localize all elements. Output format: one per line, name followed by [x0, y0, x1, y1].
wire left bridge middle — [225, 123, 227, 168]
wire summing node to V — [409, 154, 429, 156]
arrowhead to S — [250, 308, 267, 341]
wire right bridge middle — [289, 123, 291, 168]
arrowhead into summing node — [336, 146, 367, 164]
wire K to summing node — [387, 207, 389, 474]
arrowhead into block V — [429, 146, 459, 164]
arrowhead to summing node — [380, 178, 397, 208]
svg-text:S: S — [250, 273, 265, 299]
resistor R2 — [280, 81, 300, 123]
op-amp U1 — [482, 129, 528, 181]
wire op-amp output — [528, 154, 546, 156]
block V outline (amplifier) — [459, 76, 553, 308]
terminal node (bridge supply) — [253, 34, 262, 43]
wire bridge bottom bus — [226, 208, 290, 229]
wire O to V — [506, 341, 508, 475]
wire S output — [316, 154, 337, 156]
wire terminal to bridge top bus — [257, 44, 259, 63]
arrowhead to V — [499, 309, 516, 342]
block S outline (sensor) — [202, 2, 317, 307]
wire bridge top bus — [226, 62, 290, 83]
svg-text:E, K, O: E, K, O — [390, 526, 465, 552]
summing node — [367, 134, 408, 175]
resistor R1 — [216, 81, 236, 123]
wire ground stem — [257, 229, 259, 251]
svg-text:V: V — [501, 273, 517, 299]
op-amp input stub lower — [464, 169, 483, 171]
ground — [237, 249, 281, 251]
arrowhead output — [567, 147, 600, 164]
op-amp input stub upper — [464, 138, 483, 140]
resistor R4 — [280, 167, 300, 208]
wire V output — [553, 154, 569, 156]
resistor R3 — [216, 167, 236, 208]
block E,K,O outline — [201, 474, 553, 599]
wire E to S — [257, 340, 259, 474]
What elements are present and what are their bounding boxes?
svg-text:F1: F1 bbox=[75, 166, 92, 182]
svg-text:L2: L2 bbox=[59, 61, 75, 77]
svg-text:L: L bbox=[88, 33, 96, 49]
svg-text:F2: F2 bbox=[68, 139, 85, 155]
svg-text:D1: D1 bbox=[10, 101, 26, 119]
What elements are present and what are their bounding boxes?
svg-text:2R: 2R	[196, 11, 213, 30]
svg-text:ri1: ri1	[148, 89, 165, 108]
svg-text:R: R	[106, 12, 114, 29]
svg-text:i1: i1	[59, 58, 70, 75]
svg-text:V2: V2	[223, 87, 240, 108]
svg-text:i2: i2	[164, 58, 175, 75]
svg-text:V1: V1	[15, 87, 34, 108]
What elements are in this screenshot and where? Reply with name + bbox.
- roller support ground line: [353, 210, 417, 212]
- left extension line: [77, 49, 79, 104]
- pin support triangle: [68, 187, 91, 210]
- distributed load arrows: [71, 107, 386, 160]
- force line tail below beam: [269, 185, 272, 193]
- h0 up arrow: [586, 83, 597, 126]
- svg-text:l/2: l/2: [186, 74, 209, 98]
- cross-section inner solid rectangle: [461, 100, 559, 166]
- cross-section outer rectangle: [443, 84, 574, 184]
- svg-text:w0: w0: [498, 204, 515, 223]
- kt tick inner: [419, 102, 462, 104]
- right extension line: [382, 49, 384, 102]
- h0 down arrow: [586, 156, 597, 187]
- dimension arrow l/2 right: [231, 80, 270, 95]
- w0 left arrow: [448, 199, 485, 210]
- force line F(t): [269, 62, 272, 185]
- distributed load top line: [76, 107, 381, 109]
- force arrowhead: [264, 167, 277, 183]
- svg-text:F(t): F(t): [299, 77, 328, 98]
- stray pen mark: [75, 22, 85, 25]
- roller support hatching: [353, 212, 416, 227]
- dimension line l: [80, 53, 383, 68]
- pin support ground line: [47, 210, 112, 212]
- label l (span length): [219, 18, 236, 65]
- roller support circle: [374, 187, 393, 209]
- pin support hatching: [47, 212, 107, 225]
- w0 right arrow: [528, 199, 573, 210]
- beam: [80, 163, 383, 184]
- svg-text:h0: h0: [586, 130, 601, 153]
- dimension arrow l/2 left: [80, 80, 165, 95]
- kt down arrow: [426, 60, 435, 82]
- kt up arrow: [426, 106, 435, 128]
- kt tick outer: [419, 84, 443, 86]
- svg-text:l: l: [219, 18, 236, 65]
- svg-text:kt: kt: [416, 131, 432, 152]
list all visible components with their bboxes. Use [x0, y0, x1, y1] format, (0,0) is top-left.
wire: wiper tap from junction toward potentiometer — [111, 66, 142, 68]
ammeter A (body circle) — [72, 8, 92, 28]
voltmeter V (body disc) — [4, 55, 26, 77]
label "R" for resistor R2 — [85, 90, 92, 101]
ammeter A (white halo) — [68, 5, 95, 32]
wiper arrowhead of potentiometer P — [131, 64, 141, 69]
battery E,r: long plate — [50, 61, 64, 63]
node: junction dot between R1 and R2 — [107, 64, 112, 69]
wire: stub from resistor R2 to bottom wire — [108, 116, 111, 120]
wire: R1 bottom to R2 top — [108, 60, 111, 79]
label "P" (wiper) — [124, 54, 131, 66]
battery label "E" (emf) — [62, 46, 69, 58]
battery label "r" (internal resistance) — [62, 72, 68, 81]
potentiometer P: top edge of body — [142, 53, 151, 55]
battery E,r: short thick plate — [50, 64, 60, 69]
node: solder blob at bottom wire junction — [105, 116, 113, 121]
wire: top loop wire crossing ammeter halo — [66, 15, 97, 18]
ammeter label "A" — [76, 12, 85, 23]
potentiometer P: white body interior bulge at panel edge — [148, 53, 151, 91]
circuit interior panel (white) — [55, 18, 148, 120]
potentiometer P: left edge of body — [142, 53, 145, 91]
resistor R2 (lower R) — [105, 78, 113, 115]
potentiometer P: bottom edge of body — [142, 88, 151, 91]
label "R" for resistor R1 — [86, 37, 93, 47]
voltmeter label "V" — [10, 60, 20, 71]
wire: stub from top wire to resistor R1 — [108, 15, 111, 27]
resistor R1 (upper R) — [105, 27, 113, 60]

------------------------------------

▶ [What needs to be done]:
Retype all of the entries above line for line, with every character unchanged.

▶ [Exercise response]:
localize all elements. Output format: one per line, name followed by [x0, y0, x1, y1].
wire left bridge middle — [225, 123, 227, 168]
wire summing node to V — [409, 154, 429, 156]
arrowhead to S — [250, 308, 267, 341]
wire right bridge middle — [289, 123, 291, 168]
arrowhead into summing node — [336, 146, 367, 164]
wire K to summing node — [387, 207, 389, 474]
arrowhead into block V — [429, 146, 459, 164]
arrowhead to summing node — [380, 178, 397, 208]
svg-text:S: S — [250, 273, 265, 299]
resistor R2 — [280, 81, 300, 123]
op-amp U1 — [482, 129, 528, 181]
wire op-amp output — [528, 154, 546, 156]
block V outline (amplifier) — [459, 76, 553, 308]
terminal node (bridge supply) — [253, 34, 262, 43]
wire bridge bottom bus — [226, 208, 290, 229]
wire O to V — [506, 341, 508, 475]
wire S output — [316, 154, 337, 156]
wire terminal to bridge top bus — [257, 44, 259, 63]
arrowhead to V — [499, 309, 516, 342]
block S outline (sensor) — [202, 2, 317, 307]
wire bridge top bus — [226, 62, 290, 83]
svg-text:E, K, O: E, K, O — [390, 526, 465, 552]
summing node — [367, 134, 408, 175]
resistor R1 — [216, 81, 236, 123]
wire ground stem — [257, 229, 259, 251]
svg-text:V: V — [501, 273, 517, 299]
op-amp input stub lower — [464, 169, 483, 171]
ground — [237, 249, 281, 251]
arrowhead output — [567, 147, 600, 164]
op-amp input stub upper — [464, 138, 483, 140]
resistor R4 — [280, 167, 300, 208]
wire V output — [553, 154, 569, 156]
resistor R3 — [216, 167, 236, 208]
block E,K,O outline — [201, 474, 553, 599]
wire E to S — [257, 340, 259, 474]
What elements are present and what are their bounding boxes?
svg-text:F1: F1 bbox=[75, 166, 92, 182]
svg-text:L2: L2 bbox=[59, 61, 75, 77]
svg-text:L: L bbox=[88, 33, 96, 49]
svg-text:F2: F2 bbox=[68, 139, 85, 155]
svg-text:D1: D1 bbox=[10, 101, 26, 119]
What elements are present and what are their bounding boxes?
svg-text:2R: 2R	[196, 11, 213, 30]
svg-text:ri1: ri1	[148, 89, 165, 108]
svg-text:R: R	[106, 12, 114, 29]
svg-text:i1: i1	[59, 58, 70, 75]
svg-text:V2: V2	[223, 87, 240, 108]
svg-text:i2: i2	[164, 58, 175, 75]
svg-text:V1: V1	[15, 87, 34, 108]
What elements are in this screenshot and where? Reply with name + bbox.
- roller support ground line: [353, 210, 417, 212]
- left extension line: [77, 49, 79, 104]
- pin support triangle: [68, 187, 91, 210]
- distributed load arrows: [71, 107, 386, 160]
- force line tail below beam: [269, 185, 272, 193]
- h0 up arrow: [586, 83, 597, 126]
- svg-text:l/2: l/2: [186, 74, 209, 98]
- cross-section inner solid rectangle: [461, 100, 559, 166]
- cross-section outer rectangle: [443, 84, 574, 184]
- svg-text:w0: w0: [498, 204, 515, 223]
- kt tick inner: [419, 102, 462, 104]
- right extension line: [382, 49, 384, 102]
- h0 down arrow: [586, 156, 597, 187]
- dimension arrow l/2 right: [231, 80, 270, 95]
- w0 left arrow: [448, 199, 485, 210]
- force line F(t): [269, 62, 272, 185]
- distributed load top line: [76, 107, 381, 109]
- force arrowhead: [264, 167, 277, 183]
- svg-text:F(t): F(t): [299, 77, 328, 98]
- stray pen mark: [75, 22, 85, 25]
- roller support hatching: [353, 212, 416, 227]
- dimension line l: [80, 53, 383, 68]
- pin support ground line: [47, 210, 112, 212]
- label l (span length): [219, 18, 236, 65]
- roller support circle: [374, 187, 393, 209]
- pin support hatching: [47, 212, 107, 225]
- w0 right arrow: [528, 199, 573, 210]
- beam: [80, 163, 383, 184]
- svg-text:h0: h0: [586, 130, 601, 153]
- dimension arrow l/2 left: [80, 80, 165, 95]
- kt down arrow: [426, 60, 435, 82]
- kt up arrow: [426, 106, 435, 128]
- kt tick outer: [419, 84, 443, 86]
- svg-text:l: l: [219, 18, 236, 65]
- svg-text:kt: kt: [416, 131, 432, 152]
list all visible components with their bboxes. Use [x0, y0, x1, y1] format, (0,0) is top-left.
wire: wiper tap from junction toward potentiometer — [111, 66, 142, 68]
ammeter A (body circle) — [72, 8, 92, 28]
voltmeter V (body disc) — [4, 55, 26, 77]
label "R" for resistor R2 — [85, 90, 92, 101]
ammeter A (white halo) — [68, 5, 95, 32]
wiper arrowhead of potentiometer P — [131, 64, 141, 69]
battery E,r: long plate — [50, 61, 64, 63]
node: junction dot between R1 and R2 — [107, 64, 112, 69]
wire: stub from resistor R2 to bottom wire — [108, 116, 111, 120]
wire: R1 bottom to R2 top — [108, 60, 111, 79]
label "P" (wiper) — [124, 54, 131, 66]
battery label "E" (emf) — [62, 46, 69, 58]
battery label "r" (internal resistance) — [62, 72, 68, 81]
potentiometer P: top edge of body — [142, 53, 151, 55]
battery E,r: short thick plate — [50, 64, 60, 69]
node: solder blob at bottom wire junction — [105, 116, 113, 121]
wire: top loop wire crossing ammeter halo — [66, 15, 97, 18]
ammeter label "A" — [76, 12, 85, 23]
potentiometer P: white body interior bulge at panel edge — [148, 53, 151, 91]
circuit interior panel (white) — [55, 18, 148, 120]
potentiometer P: left edge of body — [142, 53, 145, 91]
resistor R2 (lower R) — [105, 78, 113, 115]
potentiometer P: bottom edge of body — [142, 88, 151, 91]
label "R" for resistor R1 — [86, 37, 93, 47]
voltmeter label "V" — [10, 60, 20, 71]
wire: stub from top wire to resistor R1 — [108, 15, 111, 27]
resistor R1 (upper R) — [105, 27, 113, 60]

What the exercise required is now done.